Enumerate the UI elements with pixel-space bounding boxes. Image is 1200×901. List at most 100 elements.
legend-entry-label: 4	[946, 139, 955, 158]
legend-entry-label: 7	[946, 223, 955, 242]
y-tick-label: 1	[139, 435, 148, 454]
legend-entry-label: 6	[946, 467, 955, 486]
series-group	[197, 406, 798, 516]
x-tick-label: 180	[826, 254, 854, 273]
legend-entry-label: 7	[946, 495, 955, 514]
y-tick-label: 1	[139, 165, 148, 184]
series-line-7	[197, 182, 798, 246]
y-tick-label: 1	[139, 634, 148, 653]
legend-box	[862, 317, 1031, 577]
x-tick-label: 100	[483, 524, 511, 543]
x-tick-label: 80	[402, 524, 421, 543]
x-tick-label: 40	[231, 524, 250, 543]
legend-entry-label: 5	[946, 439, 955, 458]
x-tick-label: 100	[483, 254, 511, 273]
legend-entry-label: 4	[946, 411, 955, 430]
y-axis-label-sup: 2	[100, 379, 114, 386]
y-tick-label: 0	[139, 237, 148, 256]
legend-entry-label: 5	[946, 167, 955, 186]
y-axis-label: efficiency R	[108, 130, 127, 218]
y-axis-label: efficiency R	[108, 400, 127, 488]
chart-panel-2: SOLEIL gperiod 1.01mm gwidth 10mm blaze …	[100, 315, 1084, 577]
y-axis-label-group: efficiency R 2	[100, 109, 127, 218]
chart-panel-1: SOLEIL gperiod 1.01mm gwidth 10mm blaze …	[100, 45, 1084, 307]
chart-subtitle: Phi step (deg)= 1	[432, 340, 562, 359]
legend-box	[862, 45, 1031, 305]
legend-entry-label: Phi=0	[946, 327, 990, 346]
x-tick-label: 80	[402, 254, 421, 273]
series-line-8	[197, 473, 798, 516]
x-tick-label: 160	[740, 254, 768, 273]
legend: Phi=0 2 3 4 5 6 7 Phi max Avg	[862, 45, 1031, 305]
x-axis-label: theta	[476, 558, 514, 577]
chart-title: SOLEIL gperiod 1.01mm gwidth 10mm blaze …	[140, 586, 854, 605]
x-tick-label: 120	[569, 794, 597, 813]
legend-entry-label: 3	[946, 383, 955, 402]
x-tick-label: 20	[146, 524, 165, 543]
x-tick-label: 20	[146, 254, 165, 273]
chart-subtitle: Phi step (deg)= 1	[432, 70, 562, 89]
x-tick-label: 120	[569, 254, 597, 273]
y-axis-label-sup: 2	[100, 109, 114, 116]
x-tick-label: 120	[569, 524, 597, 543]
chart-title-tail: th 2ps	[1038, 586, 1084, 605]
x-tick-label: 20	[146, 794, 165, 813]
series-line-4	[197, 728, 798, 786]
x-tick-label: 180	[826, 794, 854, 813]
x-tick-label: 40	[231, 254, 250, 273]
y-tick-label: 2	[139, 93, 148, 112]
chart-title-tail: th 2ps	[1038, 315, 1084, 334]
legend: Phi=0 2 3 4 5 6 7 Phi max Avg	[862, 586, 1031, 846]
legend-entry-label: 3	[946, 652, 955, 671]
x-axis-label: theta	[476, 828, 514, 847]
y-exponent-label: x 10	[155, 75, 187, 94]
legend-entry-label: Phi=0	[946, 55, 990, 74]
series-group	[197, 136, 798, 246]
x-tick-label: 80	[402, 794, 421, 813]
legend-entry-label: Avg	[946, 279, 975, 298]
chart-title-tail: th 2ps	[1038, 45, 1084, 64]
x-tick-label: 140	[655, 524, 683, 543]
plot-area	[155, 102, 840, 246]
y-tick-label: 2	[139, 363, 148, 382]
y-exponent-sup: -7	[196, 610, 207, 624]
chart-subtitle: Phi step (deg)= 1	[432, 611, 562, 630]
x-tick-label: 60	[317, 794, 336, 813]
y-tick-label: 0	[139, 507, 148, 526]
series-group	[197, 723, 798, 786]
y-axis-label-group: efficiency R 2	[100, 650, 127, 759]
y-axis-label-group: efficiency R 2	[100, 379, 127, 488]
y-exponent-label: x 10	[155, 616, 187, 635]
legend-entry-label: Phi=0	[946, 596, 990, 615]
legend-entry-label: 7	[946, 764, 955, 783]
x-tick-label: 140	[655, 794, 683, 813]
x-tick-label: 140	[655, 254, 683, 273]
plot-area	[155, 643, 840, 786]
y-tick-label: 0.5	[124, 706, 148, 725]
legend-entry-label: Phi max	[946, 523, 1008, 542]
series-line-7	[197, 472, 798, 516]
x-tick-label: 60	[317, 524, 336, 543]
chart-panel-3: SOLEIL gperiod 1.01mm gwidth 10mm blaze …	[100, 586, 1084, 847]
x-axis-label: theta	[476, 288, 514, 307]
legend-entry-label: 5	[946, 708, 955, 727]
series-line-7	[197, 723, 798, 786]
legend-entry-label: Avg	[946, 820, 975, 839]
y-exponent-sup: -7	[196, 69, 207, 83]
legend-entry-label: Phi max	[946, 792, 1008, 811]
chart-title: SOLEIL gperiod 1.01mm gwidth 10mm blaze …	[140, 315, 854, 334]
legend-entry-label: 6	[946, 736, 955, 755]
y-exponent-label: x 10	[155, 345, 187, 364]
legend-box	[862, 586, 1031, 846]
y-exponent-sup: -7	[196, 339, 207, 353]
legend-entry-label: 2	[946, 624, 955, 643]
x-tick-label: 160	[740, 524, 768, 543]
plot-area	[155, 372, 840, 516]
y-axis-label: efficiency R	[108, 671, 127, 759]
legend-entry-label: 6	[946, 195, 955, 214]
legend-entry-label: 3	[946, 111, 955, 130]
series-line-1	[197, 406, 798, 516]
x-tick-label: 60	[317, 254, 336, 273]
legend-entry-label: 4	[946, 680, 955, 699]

======

▶ _Aim of the task_: Repeat all of the rows above exactly, without changing anything.

▶ _Exercise output_:
Enumerate the UI elements with pixel-space bounding boxes. Image is 1200×901. List at most 100 elements.
legend-entry-label: 4	[946, 139, 955, 158]
legend-entry-label: 7	[946, 223, 955, 242]
y-tick-label: 1	[139, 435, 148, 454]
legend-entry-label: 6	[946, 467, 955, 486]
series-group	[197, 406, 798, 516]
x-tick-label: 180	[826, 254, 854, 273]
legend-entry-label: 7	[946, 495, 955, 514]
y-tick-label: 1	[139, 165, 148, 184]
series-line-7	[197, 182, 798, 246]
y-tick-label: 1	[139, 634, 148, 653]
legend-box	[862, 317, 1031, 577]
x-tick-label: 100	[483, 524, 511, 543]
x-tick-label: 80	[402, 524, 421, 543]
x-tick-label: 40	[231, 524, 250, 543]
legend-entry-label: 5	[946, 439, 955, 458]
x-tick-label: 100	[483, 254, 511, 273]
legend-entry-label: 4	[946, 411, 955, 430]
y-axis-label-sup: 2	[100, 379, 114, 386]
y-tick-label: 0	[139, 237, 148, 256]
legend-entry-label: 5	[946, 167, 955, 186]
y-axis-label: efficiency R	[108, 130, 127, 218]
y-axis-label: efficiency R	[108, 400, 127, 488]
chart-panel-2: SOLEIL gperiod 1.01mm gwidth 10mm blaze …	[100, 315, 1084, 577]
y-axis-label-group: efficiency R 2	[100, 109, 127, 218]
chart-panel-1: SOLEIL gperiod 1.01mm gwidth 10mm blaze …	[100, 45, 1084, 307]
chart-subtitle: Phi step (deg)= 1	[432, 340, 562, 359]
legend-box	[862, 45, 1031, 305]
legend-entry-label: Phi=0	[946, 327, 990, 346]
x-tick-label: 80	[402, 254, 421, 273]
series-line-8	[197, 473, 798, 516]
x-tick-label: 160	[740, 254, 768, 273]
legend: Phi=0 2 3 4 5 6 7 Phi max Avg	[862, 45, 1031, 305]
x-axis-label: theta	[476, 558, 514, 577]
chart-title: SOLEIL gperiod 1.01mm gwidth 10mm blaze …	[140, 586, 854, 605]
x-tick-label: 120	[569, 794, 597, 813]
legend-entry-label: 3	[946, 383, 955, 402]
x-tick-label: 20	[146, 524, 165, 543]
x-tick-label: 20	[146, 254, 165, 273]
chart-subtitle: Phi step (deg)= 1	[432, 70, 562, 89]
x-tick-label: 120	[569, 254, 597, 273]
y-axis-label-sup: 2	[100, 109, 114, 116]
x-tick-label: 120	[569, 524, 597, 543]
chart-title-tail: th 2ps	[1038, 586, 1084, 605]
x-tick-label: 20	[146, 794, 165, 813]
series-line-4	[197, 728, 798, 786]
x-tick-label: 180	[826, 794, 854, 813]
x-tick-label: 40	[231, 254, 250, 273]
y-tick-label: 2	[139, 93, 148, 112]
chart-title-tail: th 2ps	[1038, 315, 1084, 334]
legend: Phi=0 2 3 4 5 6 7 Phi max Avg	[862, 586, 1031, 846]
legend-entry-label: 3	[946, 652, 955, 671]
x-axis-label: theta	[476, 828, 514, 847]
y-exponent-label: x 10	[155, 75, 187, 94]
legend-entry-label: Phi=0	[946, 55, 990, 74]
series-group	[197, 136, 798, 246]
x-tick-label: 80	[402, 794, 421, 813]
legend-entry-label: Avg	[946, 279, 975, 298]
chart-title-tail: th 2ps	[1038, 45, 1084, 64]
x-tick-label: 140	[655, 524, 683, 543]
plot-area	[155, 102, 840, 246]
y-tick-label: 2	[139, 363, 148, 382]
y-exponent-sup: -7	[196, 610, 207, 624]
chart-subtitle: Phi step (deg)= 1	[432, 611, 562, 630]
x-tick-label: 60	[317, 794, 336, 813]
y-tick-label: 0	[139, 507, 148, 526]
series-group	[197, 723, 798, 786]
y-axis-label-group: efficiency R 2	[100, 650, 127, 759]
y-axis-label-group: efficiency R 2	[100, 379, 127, 488]
y-exponent-label: x 10	[155, 616, 187, 635]
legend-entry-label: Phi=0	[946, 596, 990, 615]
legend-entry-label: 7	[946, 764, 955, 783]
x-tick-label: 140	[655, 794, 683, 813]
x-tick-label: 140	[655, 254, 683, 273]
plot-area	[155, 643, 840, 786]
y-tick-label: 0.5	[124, 706, 148, 725]
legend-entry-label: Phi max	[946, 523, 1008, 542]
series-line-7	[197, 472, 798, 516]
x-tick-label: 60	[317, 524, 336, 543]
chart-panel-3: SOLEIL gperiod 1.01mm gwidth 10mm blaze …	[100, 586, 1084, 847]
x-axis-label: theta	[476, 288, 514, 307]
legend-entry-label: 5	[946, 708, 955, 727]
series-line-7	[197, 723, 798, 786]
legend-entry-label: Avg	[946, 820, 975, 839]
y-exponent-sup: -7	[196, 69, 207, 83]
legend-entry-label: Phi max	[946, 792, 1008, 811]
chart-title: SOLEIL gperiod 1.01mm gwidth 10mm blaze …	[140, 315, 854, 334]
legend-entry-label: 6	[946, 736, 955, 755]
y-exponent-label: x 10	[155, 345, 187, 364]
legend-box	[862, 586, 1031, 846]
y-exponent-sup: -7	[196, 339, 207, 353]
legend-entry-label: 2	[946, 624, 955, 643]
x-tick-label: 160	[740, 524, 768, 543]
plot-area	[155, 372, 840, 516]
y-axis-label: efficiency R	[108, 671, 127, 759]
legend-entry-label: 6	[946, 195, 955, 214]
legend-entry-label: 3	[946, 111, 955, 130]
series-line-1	[197, 406, 798, 516]
x-tick-label: 60	[317, 254, 336, 273]
legend-entry-label: 4	[946, 680, 955, 699]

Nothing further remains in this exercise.